WORK REQUIRED: Tell how many lines in these records contain the string "Umgebung", with only the number as the reply.

─── DATASET RECORDS

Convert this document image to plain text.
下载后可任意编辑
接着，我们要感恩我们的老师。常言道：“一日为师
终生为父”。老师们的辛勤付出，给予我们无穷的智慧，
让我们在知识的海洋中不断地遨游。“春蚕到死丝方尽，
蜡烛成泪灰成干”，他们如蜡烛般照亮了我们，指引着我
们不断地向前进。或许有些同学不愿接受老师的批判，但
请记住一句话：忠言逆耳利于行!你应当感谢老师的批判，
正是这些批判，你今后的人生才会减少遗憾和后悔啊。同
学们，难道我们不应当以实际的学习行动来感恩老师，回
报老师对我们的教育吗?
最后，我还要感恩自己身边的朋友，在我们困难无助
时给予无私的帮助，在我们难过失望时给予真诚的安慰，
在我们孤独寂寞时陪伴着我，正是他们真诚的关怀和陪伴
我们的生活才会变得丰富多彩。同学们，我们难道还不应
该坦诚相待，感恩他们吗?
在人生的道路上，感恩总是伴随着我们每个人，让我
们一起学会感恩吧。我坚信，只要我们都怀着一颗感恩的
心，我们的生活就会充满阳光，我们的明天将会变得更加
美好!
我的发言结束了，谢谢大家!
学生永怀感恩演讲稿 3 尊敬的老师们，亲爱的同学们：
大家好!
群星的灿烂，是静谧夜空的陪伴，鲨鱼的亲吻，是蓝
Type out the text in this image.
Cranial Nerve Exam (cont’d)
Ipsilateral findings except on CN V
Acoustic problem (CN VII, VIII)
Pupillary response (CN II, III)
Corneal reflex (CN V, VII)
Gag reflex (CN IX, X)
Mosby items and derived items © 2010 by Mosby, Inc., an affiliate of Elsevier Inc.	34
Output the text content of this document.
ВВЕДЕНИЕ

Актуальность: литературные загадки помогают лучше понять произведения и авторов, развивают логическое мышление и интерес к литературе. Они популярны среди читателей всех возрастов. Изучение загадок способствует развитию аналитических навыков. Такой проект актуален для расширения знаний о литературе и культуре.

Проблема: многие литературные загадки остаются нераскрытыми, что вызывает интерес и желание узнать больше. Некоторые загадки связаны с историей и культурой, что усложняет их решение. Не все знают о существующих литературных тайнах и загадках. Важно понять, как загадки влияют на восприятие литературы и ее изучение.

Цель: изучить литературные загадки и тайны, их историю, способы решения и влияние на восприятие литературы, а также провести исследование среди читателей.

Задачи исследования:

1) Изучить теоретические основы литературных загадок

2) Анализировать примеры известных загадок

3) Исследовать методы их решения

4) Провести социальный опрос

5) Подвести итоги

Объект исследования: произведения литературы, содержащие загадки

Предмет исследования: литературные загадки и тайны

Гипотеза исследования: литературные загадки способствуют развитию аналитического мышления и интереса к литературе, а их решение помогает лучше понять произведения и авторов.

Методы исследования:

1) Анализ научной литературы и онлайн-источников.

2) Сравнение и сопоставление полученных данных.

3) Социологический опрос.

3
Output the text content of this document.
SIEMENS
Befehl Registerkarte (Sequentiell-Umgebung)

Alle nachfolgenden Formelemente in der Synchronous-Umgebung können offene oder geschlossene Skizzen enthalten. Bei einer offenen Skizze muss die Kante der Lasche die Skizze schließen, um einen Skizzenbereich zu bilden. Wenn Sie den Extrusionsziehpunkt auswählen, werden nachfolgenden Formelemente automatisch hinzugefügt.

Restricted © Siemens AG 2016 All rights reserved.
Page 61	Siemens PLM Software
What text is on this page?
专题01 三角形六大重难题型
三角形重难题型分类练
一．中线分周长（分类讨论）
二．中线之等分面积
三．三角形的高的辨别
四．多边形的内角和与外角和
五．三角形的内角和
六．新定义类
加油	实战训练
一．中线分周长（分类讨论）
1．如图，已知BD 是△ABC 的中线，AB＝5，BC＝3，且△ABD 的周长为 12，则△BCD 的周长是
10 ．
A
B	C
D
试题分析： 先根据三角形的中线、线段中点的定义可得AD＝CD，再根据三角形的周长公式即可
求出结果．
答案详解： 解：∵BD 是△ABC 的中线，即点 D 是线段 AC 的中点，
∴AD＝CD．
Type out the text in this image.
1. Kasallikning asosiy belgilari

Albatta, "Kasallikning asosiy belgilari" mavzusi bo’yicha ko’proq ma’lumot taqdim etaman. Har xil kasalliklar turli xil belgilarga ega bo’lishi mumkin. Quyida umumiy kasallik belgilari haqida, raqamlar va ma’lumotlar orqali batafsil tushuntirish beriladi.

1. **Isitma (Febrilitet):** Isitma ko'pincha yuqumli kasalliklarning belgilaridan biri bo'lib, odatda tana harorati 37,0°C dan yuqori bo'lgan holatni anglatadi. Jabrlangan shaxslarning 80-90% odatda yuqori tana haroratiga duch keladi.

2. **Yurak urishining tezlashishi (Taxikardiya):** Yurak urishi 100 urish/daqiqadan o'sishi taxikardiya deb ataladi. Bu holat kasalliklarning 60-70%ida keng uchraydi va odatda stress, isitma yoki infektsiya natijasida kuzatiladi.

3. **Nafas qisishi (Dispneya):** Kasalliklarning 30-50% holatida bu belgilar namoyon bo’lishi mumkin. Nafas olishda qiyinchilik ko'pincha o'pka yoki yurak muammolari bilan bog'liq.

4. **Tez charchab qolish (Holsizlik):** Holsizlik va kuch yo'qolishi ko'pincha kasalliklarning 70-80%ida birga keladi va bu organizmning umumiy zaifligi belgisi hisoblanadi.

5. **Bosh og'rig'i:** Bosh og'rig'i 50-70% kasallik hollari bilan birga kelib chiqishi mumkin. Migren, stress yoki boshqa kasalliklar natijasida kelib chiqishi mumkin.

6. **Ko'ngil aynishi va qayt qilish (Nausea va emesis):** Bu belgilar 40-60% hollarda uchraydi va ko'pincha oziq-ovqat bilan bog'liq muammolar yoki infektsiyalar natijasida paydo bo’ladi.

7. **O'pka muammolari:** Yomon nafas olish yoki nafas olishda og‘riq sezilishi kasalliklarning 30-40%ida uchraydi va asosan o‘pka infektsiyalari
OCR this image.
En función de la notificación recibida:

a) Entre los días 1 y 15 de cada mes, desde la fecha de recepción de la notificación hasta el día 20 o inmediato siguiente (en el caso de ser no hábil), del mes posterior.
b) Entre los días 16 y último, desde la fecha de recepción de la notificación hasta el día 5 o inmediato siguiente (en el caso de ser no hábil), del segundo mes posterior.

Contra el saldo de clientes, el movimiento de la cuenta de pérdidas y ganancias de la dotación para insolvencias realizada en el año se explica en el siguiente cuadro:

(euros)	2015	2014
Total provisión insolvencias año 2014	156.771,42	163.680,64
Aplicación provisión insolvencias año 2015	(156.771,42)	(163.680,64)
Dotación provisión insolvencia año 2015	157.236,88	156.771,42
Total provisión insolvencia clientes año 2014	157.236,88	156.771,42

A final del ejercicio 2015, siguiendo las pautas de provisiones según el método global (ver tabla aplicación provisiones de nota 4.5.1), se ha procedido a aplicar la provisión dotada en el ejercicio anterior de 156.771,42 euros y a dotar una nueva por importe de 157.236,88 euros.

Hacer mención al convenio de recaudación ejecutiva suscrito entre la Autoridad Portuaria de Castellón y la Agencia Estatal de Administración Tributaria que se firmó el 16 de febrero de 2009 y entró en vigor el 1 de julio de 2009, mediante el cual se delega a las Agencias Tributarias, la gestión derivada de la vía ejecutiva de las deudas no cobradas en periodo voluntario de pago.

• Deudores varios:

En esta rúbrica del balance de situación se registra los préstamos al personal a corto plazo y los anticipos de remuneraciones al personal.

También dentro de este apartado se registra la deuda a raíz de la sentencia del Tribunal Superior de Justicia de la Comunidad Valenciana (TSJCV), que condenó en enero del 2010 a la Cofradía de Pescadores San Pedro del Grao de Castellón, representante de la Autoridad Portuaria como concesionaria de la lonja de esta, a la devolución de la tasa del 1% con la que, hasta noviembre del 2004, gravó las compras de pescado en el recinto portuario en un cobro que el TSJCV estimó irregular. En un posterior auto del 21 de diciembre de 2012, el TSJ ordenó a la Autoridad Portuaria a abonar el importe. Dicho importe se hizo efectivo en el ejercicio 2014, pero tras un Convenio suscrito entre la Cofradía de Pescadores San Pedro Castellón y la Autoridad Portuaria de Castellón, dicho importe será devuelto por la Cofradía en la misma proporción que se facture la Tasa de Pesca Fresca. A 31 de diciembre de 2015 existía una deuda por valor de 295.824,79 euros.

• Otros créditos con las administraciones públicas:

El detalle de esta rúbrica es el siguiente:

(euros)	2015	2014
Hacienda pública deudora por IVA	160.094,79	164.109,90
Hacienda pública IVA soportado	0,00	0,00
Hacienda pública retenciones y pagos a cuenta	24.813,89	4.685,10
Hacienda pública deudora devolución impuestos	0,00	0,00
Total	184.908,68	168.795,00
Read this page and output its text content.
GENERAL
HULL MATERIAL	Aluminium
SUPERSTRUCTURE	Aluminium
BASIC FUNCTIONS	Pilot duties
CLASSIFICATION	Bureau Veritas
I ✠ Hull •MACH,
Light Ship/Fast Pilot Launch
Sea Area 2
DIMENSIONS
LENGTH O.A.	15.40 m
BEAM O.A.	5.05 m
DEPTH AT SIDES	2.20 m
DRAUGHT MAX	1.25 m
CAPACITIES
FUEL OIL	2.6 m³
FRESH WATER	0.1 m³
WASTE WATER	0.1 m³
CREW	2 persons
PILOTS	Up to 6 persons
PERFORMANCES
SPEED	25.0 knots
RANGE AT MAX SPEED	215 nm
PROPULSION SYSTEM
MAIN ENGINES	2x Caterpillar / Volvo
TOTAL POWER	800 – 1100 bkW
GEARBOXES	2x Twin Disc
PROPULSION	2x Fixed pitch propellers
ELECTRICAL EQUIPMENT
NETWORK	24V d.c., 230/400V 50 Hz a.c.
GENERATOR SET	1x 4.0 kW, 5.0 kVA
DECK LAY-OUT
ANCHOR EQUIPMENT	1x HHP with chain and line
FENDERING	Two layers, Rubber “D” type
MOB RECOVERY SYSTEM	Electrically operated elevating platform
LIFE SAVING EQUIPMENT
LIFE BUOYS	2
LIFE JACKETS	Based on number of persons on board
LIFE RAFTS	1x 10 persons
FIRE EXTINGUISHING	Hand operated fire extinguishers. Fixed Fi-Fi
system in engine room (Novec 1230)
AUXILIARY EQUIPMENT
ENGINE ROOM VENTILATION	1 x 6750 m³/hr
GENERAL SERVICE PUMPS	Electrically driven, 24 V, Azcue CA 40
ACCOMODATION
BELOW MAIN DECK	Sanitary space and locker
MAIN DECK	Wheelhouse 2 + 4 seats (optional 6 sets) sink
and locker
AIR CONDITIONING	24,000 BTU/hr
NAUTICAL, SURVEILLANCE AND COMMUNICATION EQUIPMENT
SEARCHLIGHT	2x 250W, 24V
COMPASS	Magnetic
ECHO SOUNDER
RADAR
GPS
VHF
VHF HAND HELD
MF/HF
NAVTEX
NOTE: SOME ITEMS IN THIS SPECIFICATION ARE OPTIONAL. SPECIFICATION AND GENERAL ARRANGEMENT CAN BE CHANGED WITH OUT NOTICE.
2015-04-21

──────

RESPONSE: 2